Keep every line where the word "Quốc" appears; drop the rest.

[Data records]
- - -

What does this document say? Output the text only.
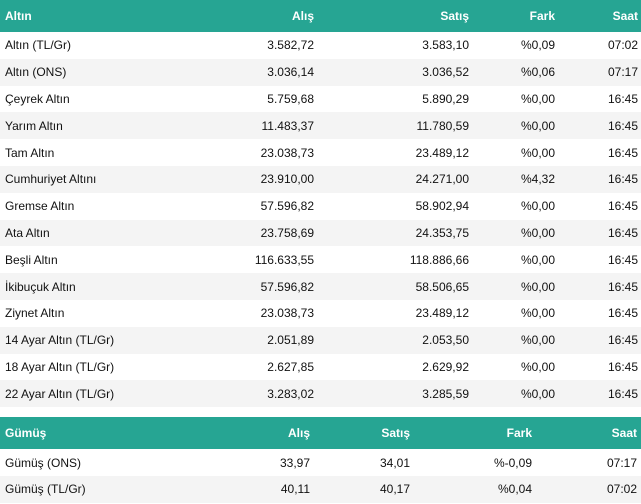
Altın	Alış	Satış	Fark	Saat
Altın (TL/Gr)	3.582,72	3.583,10	%0,09	07:02
Altın (ONS)	3.036,14	3.036,52	%0,06	07:17
Çeyrek Altın	5.759,68	5.890,29	%0,00	16:45
Yarım Altın	11.483,37	11.780,59	%0,00	16:45
Tam Altın	23.038,73	23.489,12	%0,00	16:45
Cumhuriyet Altını	23.910,00	24.271,00	%4,32	16:45
Gremse Altın	57.596,82	58.902,94	%0,00	16:45
Ata Altın	23.758,69	24.353,75	%0,00	16:45
Beşli Altın	116.633,55	118.886,66	%0,00	16:45
İkibuçuk Altın	57.596,82	58.506,65	%0,00	16:45
Ziynet Altın	23.038,73	23.489,12	%0,00	16:45
14 Ayar Altın (TL/Gr)	2.051,89	2.053,50	%0,00	16:45
18 Ayar Altın (TL/Gr)	2.627,85	2.629,92	%0,00	16:45
22 Ayar Altın (TL/Gr)	3.283,02	3.285,59	%0,00	16:45
Gümüş	Alış	Satış	Fark	Saat
Gümüş (ONS)	33,97	34,01	%-0,09	07:17
Gümüş (TL/Gr)	40,11	40,17	%0,04	07:02
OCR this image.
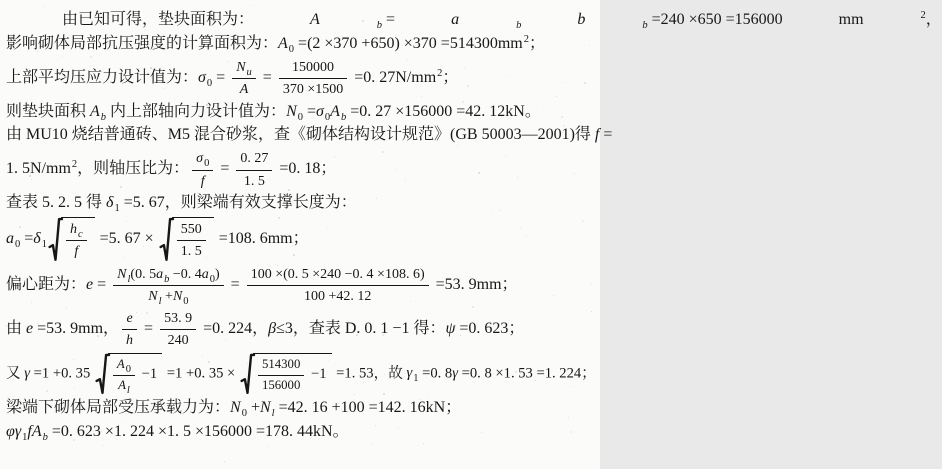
由已知可得，垫块面积为：	A	b =	a	b	b	b =240 ×650 =156000	mm	2，
影响砌体局部抗压强度的计算面积为：A0 =(2 ×370 +650) ×370 =514300mm2；
上部平均压应力设计值为：$\sigma 0 = \frac{Nu}{A} = \frac{150000}{370 \times 1500} =0$. 27N/mm2；
则垫块面积 Ab 内上部轴向力设计值为：N0 =σ0Ab =0. 27 ×156000 =42. 12kN。
由 MU10 烧结普通砖、M5 混合砂浆，查《砌体结构设计规范》(GB 50003—2001)得 f =
1. 5N/mm2，则轴压比为： $\frac{\sigma 0}{f} = \frac{0. 27}{1. 5} =0$. 18；
查表 5. 2. 5 得 δ1 =5. 67，则梁端有效支撑长度为：
$a0 =\delta 1 \frac{hc}{f} =5$. $67 \times \frac{550}{1. 5} =108$. 6mm；
偏心距为：$e = \frac{Nl (0. 5 ab -0. 4 a0 )}{Nl + N0} = \frac{100 \times(0. 5 \times 240 -0. 4 \times 108. 6)}{100 +42. 12} =53$. 9mm；
由 e =53. 9mm， $\frac{e}{h} = \frac{53. 9}{240} =0$. 224，β≤3，查表 D. 0. 1 −1 得：ψ =0. 623；
又 γ =1 +0. $35 \frac{A0}{Al} -1 =1 +0$. $35 \times \frac{514300}{156000} -1 =1$. 53，故 γ1 =0. 8γ =0. 8 ×1. 53 =1. 224；
梁端下砌体局部受压承载力为：N0 +Nl =42. 16 +100 =142. 16kN；
φγ1fAb =0. 623 ×1. 224 ×1. 5 ×156000 =178. 44kN。
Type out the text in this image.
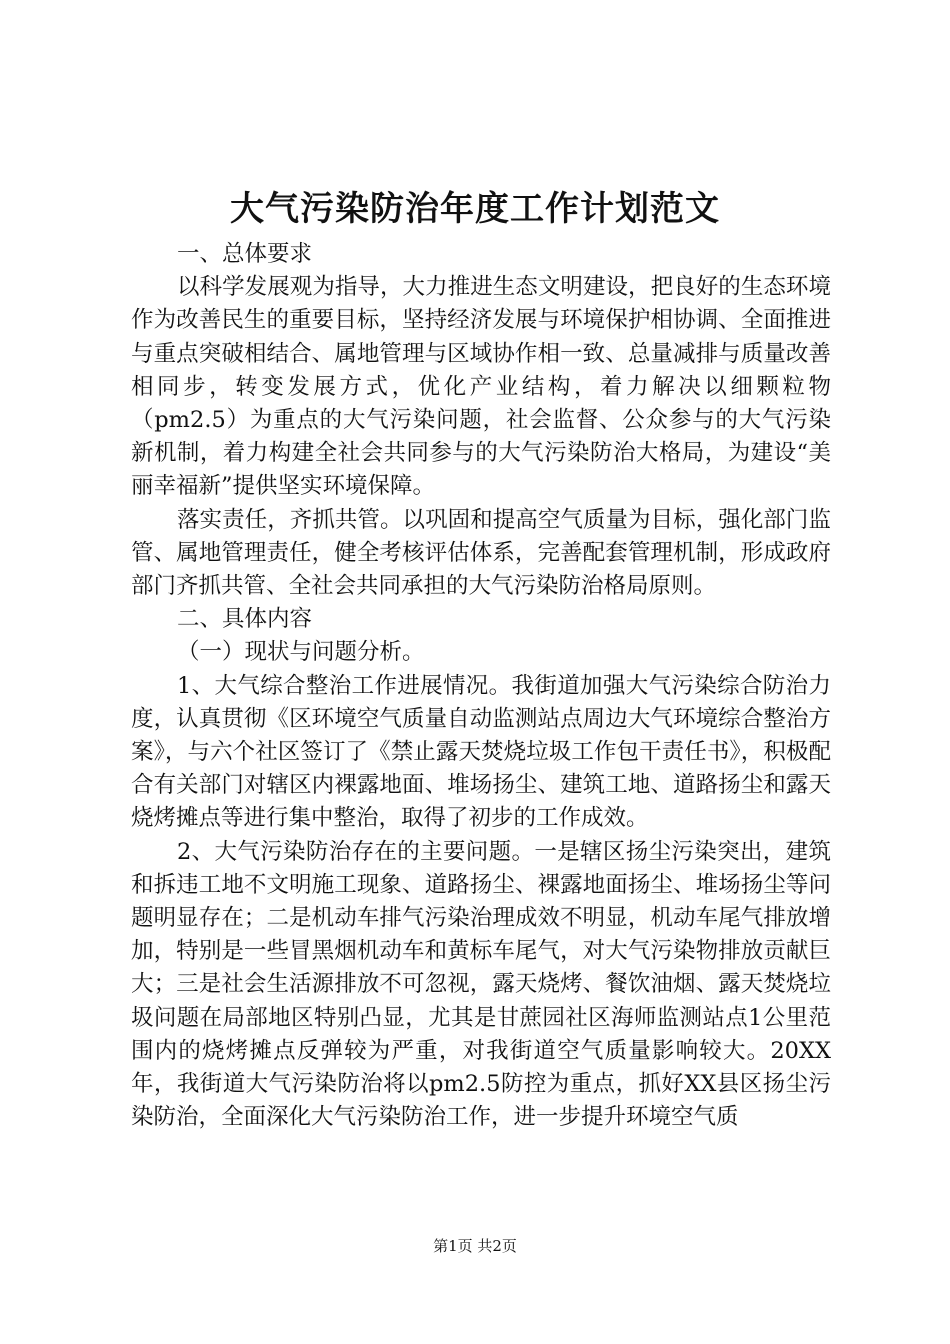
大气污染防治年度工作计划范文

一、总体要求

以科学发展观为指导，大力推进生态文明建设，把良好的生态环境作为改善民生的重要目标，坚持经济发展与环境保护相协调、全面推进与重点突破相结合、属地管理与区域协作相一致、总量减排与质量改善相同步，转变发展方式，优化产业结构，着力解决以细颗粒物（pm2.5）为重点的大气污染问题，社会监督、公众参与的大气污染新机制，着力构建全社会共同参与的大气污染防治大格局，为建设“美丽幸福新”提供坚实环境保障。

落实责任，齐抓共管。以巩固和提高空气质量为目标，强化部门监管、属地管理责任，健全考核评估体系，完善配套管理机制，形成政府部门齐抓共管、全社会共同承担的大气污染防治格局原则。

二、具体内容

（一）现状与问题分析。

1、大气综合整治工作进展情况。我街道加强大气污染综合防治力度，认真贯彻《区环境空气质量自动监测站点周边大气环境综合整治方案》，与六个社区签订了《禁止露天焚烧垃圾工作包干责任书》，积极配合有关部门对辖区内裸露地面、堆场扬尘、建筑工地、道路扬尘和露天烧烤摊点等进行集中整治，取得了初步的工作成效。

2、大气污染防治存在的主要问题。一是辖区扬尘污染突出，建筑和拆违工地不文明施工现象、道路扬尘、裸露地面扬尘、堆场扬尘等问题明显存在；二是机动车排气污染治理成效不明显，机动车尾气排放增加，特别是一些冒黑烟机动车和黄标车尾气，对大气污染物排放贡献巨大；三是社会生活源排放不可忽视，露天烧烤、餐饮油烟、露天焚烧垃圾问题在局部地区特别凸显，尤其是甘蔗园社区海师监测站点1公里范围内的烧烤摊点反弹较为严重，对我街道空气质量影响较大。20XX年，我街道大气污染防治将以pm2.5防控为重点，抓好XX县区扬尘污染防治，全面深化大气污染防治工作，进一步提升环境空气质

第1页 共2页
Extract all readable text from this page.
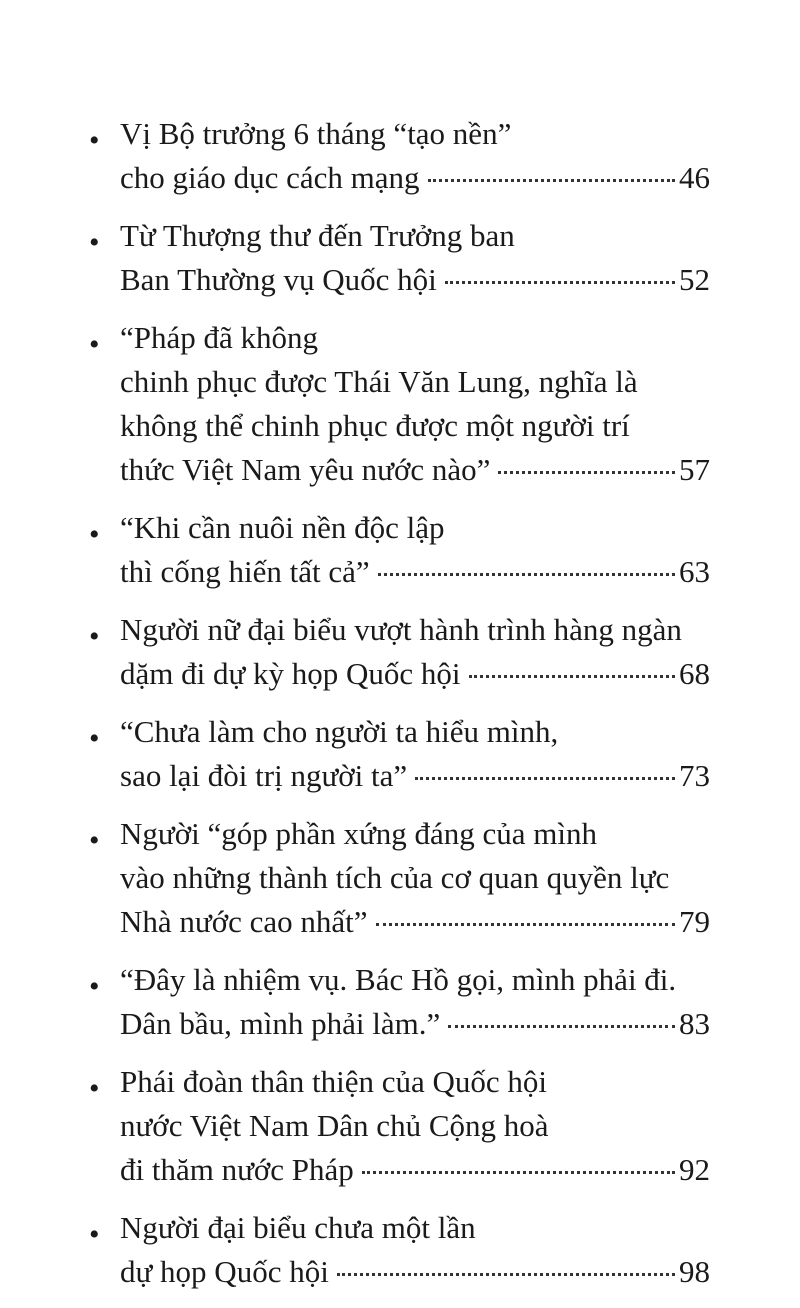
• Vị Bộ trưởng 6 tháng “tạo nền”
cho giáo dục cách mạng	46
• Từ Thượng thư đến Trưởng ban
Ban Thường vụ Quốc hội	52
• “Pháp đã không
chinh phục được Thái Văn Lung, nghĩa là
không thể chinh phục được một người trí
thức Việt Nam yêu nước nào”	57
• “Khi cần nuôi nền độc lập
thì cống hiến tất cả”	63
• Người nữ đại biểu vượt hành trình hàng ngàn
dặm đi dự kỳ họp Quốc hội	68
• “Chưa làm cho người ta hiểu mình,
sao lại đòi trị người ta”	73
• Người “góp phần xứng đáng của mình
vào những thành tích của cơ quan quyền lực
Nhà nước cao nhất”	79
• “Đây là nhiệm vụ. Bác Hồ gọi, mình phải đi.
Dân bầu, mình phải làm.”	83
• Phái đoàn thân thiện của Quốc hội
nước Việt Nam Dân chủ Cộng hoà
đi thăm nước Pháp	92
• Người đại biểu chưa một lần
dự họp Quốc hội	98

- - -

ANSWER BELOW
Ban Thường vụ Quốc hội	52
dặm đi dự kỳ họp Quốc hội	68
• Phái đoàn thân thiện của Quốc hội
dự họp Quốc hội	98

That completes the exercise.